* **WHAT IS EXPECTED**:
Set out every line of the items below as a numbered list, skipping blank lines and leaving the pictures out.

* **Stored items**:
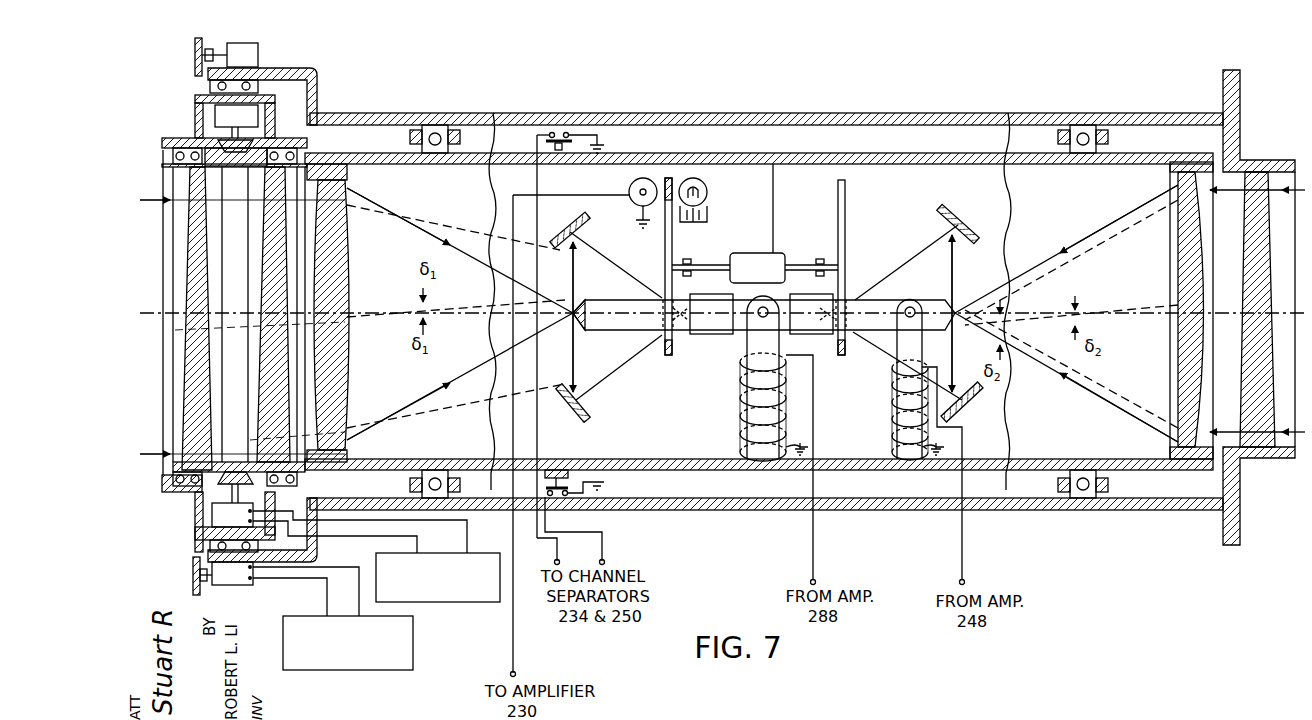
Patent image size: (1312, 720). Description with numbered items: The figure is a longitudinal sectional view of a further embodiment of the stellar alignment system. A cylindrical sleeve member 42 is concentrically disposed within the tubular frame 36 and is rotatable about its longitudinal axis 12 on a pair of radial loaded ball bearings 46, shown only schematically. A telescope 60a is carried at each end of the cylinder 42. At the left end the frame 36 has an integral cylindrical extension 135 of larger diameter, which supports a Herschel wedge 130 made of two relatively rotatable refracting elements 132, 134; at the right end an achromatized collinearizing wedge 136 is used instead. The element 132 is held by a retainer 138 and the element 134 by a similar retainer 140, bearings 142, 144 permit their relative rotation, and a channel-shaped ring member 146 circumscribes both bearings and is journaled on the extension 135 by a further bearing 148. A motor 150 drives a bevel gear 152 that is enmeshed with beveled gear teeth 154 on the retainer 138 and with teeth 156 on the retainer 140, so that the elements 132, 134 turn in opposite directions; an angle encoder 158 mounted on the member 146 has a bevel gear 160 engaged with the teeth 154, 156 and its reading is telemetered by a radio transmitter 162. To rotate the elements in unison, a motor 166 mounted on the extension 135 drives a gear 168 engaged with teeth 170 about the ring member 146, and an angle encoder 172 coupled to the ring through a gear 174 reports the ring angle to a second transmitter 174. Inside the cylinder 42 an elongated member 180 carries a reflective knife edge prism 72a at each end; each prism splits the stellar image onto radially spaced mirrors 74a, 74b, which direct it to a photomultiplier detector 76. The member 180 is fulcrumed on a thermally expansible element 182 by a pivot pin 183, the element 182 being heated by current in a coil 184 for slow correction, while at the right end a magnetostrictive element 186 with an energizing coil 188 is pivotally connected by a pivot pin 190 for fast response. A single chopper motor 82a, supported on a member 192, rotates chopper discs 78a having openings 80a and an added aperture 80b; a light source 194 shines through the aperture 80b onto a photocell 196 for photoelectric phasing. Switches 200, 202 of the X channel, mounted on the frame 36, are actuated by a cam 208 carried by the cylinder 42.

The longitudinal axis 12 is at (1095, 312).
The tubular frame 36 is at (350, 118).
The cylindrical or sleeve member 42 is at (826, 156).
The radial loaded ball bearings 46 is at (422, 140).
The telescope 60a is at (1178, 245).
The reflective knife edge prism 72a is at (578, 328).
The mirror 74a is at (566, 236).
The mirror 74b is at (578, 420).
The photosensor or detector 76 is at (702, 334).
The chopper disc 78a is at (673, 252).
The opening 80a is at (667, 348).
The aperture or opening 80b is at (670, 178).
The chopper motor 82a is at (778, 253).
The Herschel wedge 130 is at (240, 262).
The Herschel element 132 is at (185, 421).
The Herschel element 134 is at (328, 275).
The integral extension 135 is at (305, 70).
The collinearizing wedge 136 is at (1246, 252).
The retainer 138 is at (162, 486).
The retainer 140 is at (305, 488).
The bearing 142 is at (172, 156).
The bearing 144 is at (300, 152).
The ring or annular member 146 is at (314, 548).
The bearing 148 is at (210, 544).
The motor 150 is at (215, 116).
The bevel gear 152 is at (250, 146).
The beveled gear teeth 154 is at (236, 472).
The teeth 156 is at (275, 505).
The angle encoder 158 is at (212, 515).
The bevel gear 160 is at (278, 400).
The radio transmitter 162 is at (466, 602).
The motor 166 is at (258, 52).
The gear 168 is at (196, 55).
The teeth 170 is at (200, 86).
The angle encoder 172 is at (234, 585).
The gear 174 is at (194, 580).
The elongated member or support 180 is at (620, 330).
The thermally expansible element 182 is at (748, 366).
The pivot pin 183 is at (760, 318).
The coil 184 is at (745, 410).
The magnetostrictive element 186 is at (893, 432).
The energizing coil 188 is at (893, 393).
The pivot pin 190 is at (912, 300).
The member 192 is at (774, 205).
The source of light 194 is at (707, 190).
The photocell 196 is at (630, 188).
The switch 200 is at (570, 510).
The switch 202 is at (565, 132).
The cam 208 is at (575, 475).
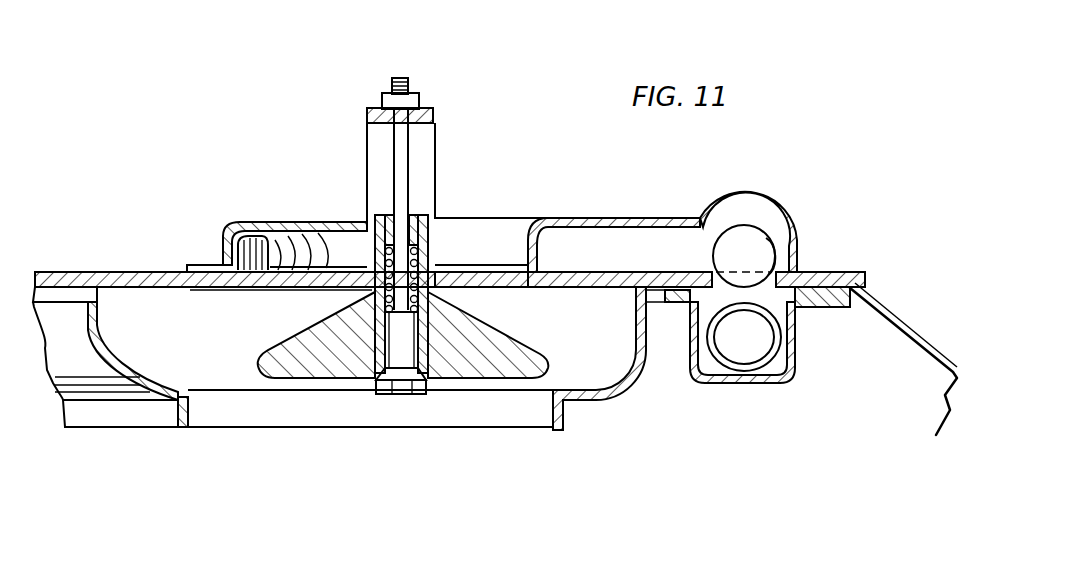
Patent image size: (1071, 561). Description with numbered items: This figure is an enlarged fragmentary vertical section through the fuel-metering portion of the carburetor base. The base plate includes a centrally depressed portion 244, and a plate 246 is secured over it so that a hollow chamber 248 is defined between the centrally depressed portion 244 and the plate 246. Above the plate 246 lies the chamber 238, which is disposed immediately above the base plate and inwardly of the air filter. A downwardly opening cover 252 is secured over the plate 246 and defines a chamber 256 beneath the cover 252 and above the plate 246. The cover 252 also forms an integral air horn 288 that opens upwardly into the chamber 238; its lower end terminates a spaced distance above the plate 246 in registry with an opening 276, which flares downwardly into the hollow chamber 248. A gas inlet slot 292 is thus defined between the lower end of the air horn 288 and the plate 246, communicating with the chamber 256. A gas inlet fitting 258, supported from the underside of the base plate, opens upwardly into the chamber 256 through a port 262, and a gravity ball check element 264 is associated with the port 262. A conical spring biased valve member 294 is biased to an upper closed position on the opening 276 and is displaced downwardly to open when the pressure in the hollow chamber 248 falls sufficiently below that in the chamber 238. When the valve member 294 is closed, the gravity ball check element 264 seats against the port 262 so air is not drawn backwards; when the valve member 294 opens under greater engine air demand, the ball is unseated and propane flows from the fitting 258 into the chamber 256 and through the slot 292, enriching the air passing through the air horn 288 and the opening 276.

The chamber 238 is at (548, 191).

* **TASK RESPONSE**:
1. Patent image size: (1312, 720). Description with numbered items: The figure is a longitudinal sectional view of a further embodiment of the stellar alignment system. A cylindrical sleeve member 42 is concentrically disposed within the tubular frame 36 and is rotatable about its longitudinal axis 12 on a pair of radial loaded ball bearings 46, shown only schematically. A telescope 60a is carried at each end of the cylinder 42. At the left end the frame 36 has an integral cylindrical extension 135 of larger diameter, which supports a Herschel wedge 130 made of two relatively rotatable refracting elements 132, 134; at the right end an achromatized collinearizing wedge 136 is used instead. The element 132 is held by a retainer 138 and the element 134 by a similar retainer 140, bearings 142, 144 permit their relative rotation, and a channel-shaped ring member 146 circumscribes both bearings and is journaled on the extension 135 by a further bearing 148. A motor 150 drives a bevel gear 152 that is enmeshed with beveled gear teeth 154 on the retainer 138 and with teeth 156 on the retainer 140, so that the elements 132, 134 turn in opposite directions; an angle encoder 158 mounted on the member 146 has a bevel gear 160 engaged with the teeth 154, 156 and its reading is telemetered by a radio transmitter 162. To rotate the elements in unison, a motor 166 mounted on the extension 135 drives a gear 168 engaged with teeth 170 about the ring member 146, and an angle encoder 172 coupled to the ring through a gear 174 reports the ring angle to a second transmitter 174. Inside the cylinder 42 an elongated member 180 carries a reflective knife edge prism 72a at each end; each prism splits the stellar image onto radially spaced mirrors 74a, 74b, which direct it to a photomultiplier detector 76. The member 180 is fulcrumed on a thermally expansible element 182 by a pivot pin 183, the element 182 being heated by current in a coil 184 for slow correction, while at the right end a magnetostrictive element 186 with an energizing coil 188 is pivotally connected by a pivot pin 190 for fast response. A single chopper motor 82a, supported on a member 192, rotates chopper discs 78a having openings 80a and an added aperture 80b; a light source 194 shines through the aperture 80b onto a photocell 196 for photoelectric phasing. Switches 200, 202 of the X channel, mounted on the frame 36, are actuated by a cam 208 carried by the cylinder 42.
2. The longitudinal axis 12 is at (1095, 312).
3. The tubular frame 36 is at (350, 118).
4. The cylindrical or sleeve member 42 is at (826, 156).
5. The radial loaded ball bearings 46 is at (422, 140).
6. The telescope 60a is at (1178, 245).
7. The reflective knife edge prism 72a is at (578, 328).
8. The mirror 74a is at (566, 236).
9. The mirror 74b is at (578, 420).
10. The photosensor or detector 76 is at (702, 334).
11. The chopper disc 78a is at (673, 252).
12. The opening 80a is at (667, 348).
13. The aperture or opening 80b is at (670, 178).
14. The chopper motor 82a is at (778, 253).
15. The Herschel wedge 130 is at (240, 262).
16. The Herschel element 132 is at (185, 421).
17. The Herschel element 134 is at (328, 275).
18. The integral extension 135 is at (305, 70).
19. The collinearizing wedge 136 is at (1246, 252).
20. The retainer 138 is at (162, 486).
21. The retainer 140 is at (305, 488).
22. The bearing 142 is at (172, 156).
23. The bearing 144 is at (300, 152).
24. The ring or annular member 146 is at (314, 548).
25. The bearing 148 is at (210, 544).
26. The motor 150 is at (215, 116).
27. The bevel gear 152 is at (250, 146).
28. The beveled gear teeth 154 is at (236, 472).
29. The teeth 156 is at (275, 505).
30. The angle encoder 158 is at (212, 515).
31. The bevel gear 160 is at (278, 400).
32. The radio transmitter 162 is at (466, 602).
33. The motor 166 is at (258, 52).
34. The gear 168 is at (196, 55).
35. The teeth 170 is at (200, 86).
36. The angle encoder 172 is at (234, 585).
37. The gear 174 is at (194, 580).
38. The elongated member or support 180 is at (620, 330).
39. The thermally expansible element 182 is at (748, 366).
40. The pivot pin 183 is at (760, 318).
41. The coil 184 is at (745, 410).
42. The magnetostrictive element 186 is at (893, 432).
43. The energizing coil 188 is at (893, 393).
44. The pivot pin 190 is at (912, 300).
45. The member 192 is at (774, 205).
46. The source of light 194 is at (707, 190).
47. The photocell 196 is at (630, 188).
48. The switch 200 is at (570, 510).
49. The switch 202 is at (565, 132).
50. The cam 208 is at (575, 475).
51. Patent image size: (1071, 561). Description with numbered items: This figure is an enlarged fragmentary vertical section through the fuel-metering portion of the carburetor base. The base plate includes a centrally depressed portion 244, and a plate 246 is secured over it so that a hollow chamber 248 is defined between the centrally depressed portion 244 and the plate 246. Above the plate 246 lies the chamber 238, which is disposed immediately above the base plate and inwardly of the air filter. A downwardly opening cover 252 is secured over the plate 246 and defines a chamber 256 beneath the cover 252 and above the plate 246. The cover 252 also forms an integral air horn 288 that opens upwardly into the chamber 238; its lower end terminates a spaced distance above the plate 246 in registry with an opening 276, which flares downwardly into the hollow chamber 248. A gas inlet slot 292 is thus defined between the lower end of the air horn 288 and the plate 246, communicating with the chamber 256. A gas inlet fitting 258, supported from the underside of the base plate, opens upwardly into the chamber 256 through a port 262, and a gravity ball check element 264 is associated with the port 262. A conical spring biased valve member 294 is biased to an upper closed position on the opening 276 and is displaced downwardly to open when the pressure in the hollow chamber 248 falls sufficiently below that in the chamber 238. When the valve member 294 is closed, the gravity ball check element 264 seats against the port 262 so air is not drawn backwards; when the valve member 294 opens under greater engine air demand, the ball is unseated and propane flows from the fitting 258 into the chamber 256 and through the slot 292, enriching the air passing through the air horn 288 and the opening 276.
52. The chamber 238 is at (548, 191).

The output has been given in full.